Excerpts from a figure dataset
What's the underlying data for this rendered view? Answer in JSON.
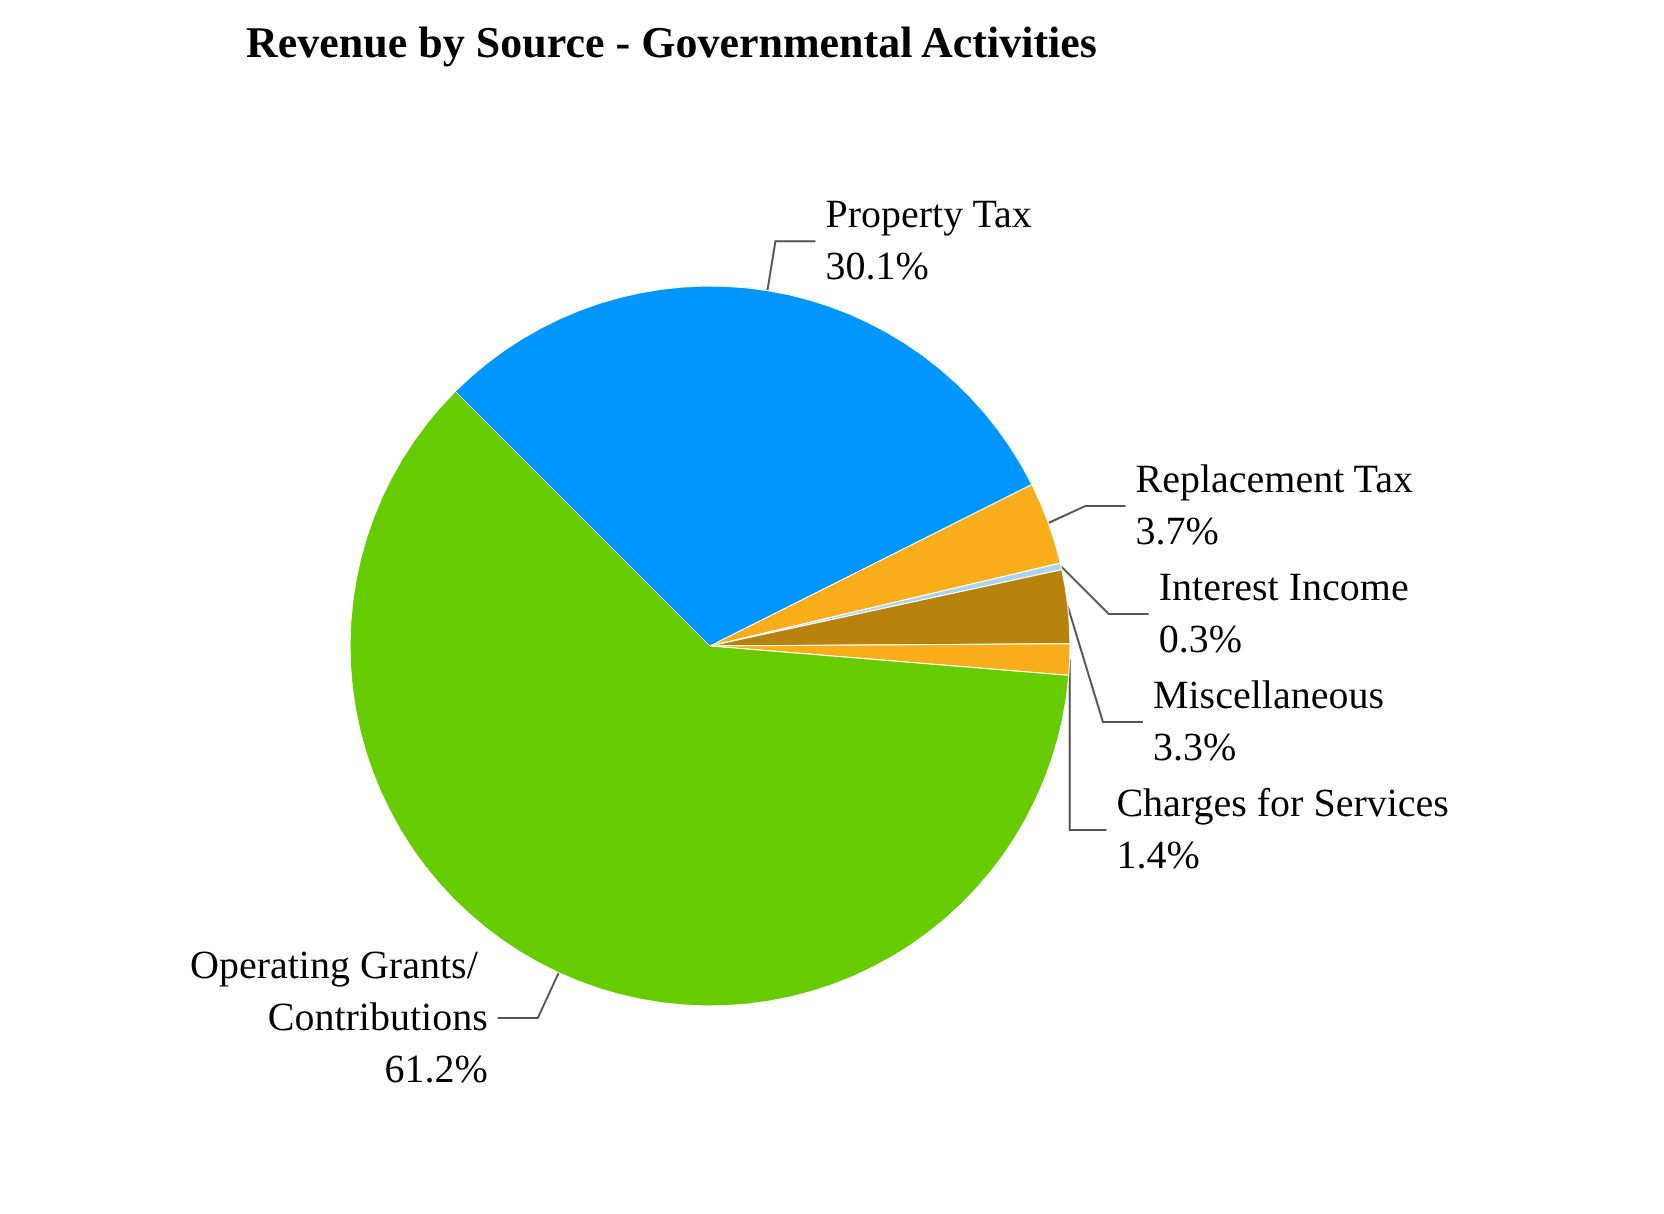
{
  "chart_data": {
    "type": "pie",
    "title": "Revenue by Source - Governmental Activities",
    "categories": [
      "Property Tax",
      "Replacement Tax",
      "Interest Income",
      "Miscellaneous",
      "Charges for Services",
      "Operating Grants/ Contributions"
    ],
    "values": [
      30.1,
      3.7,
      0.3,
      3.3,
      1.4,
      61.2
    ],
    "colors": [
      "#0096ff",
      "#f9ad1a",
      "#a9d6ee",
      "#b8820f",
      "#f9ad1a",
      "#66cc00"
    ],
    "value_labels": [
      "30.1%",
      "3.7%",
      "0.3%",
      "3.3%",
      "1.4%",
      "61.2%"
    ],
    "legend": false
  }
}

*Set exercise*.
Your task is an exact transcription of all the data, minus the pictures.

*The answer*.
What's the underlying data for this rendered view? Answer in JSON.
{
  "chart_data": {
    "type": "pie",
    "title": "Revenue by Source - Governmental Activities",
    "categories": [
      "Property Tax",
      "Replacement Tax",
      "Interest Income",
      "Miscellaneous",
      "Charges for Services",
      "Operating Grants/ Contributions"
    ],
    "values": [
      30.1,
      3.7,
      0.3,
      3.3,
      1.4,
      61.2
    ],
    "colors": [
      "#0096ff",
      "#f9ad1a",
      "#a9d6ee",
      "#b8820f",
      "#f9ad1a",
      "#66cc00"
    ],
    "value_labels": [
      "30.1%",
      "3.7%",
      "0.3%",
      "3.3%",
      "1.4%",
      "61.2%"
    ],
    "legend": false
  }
}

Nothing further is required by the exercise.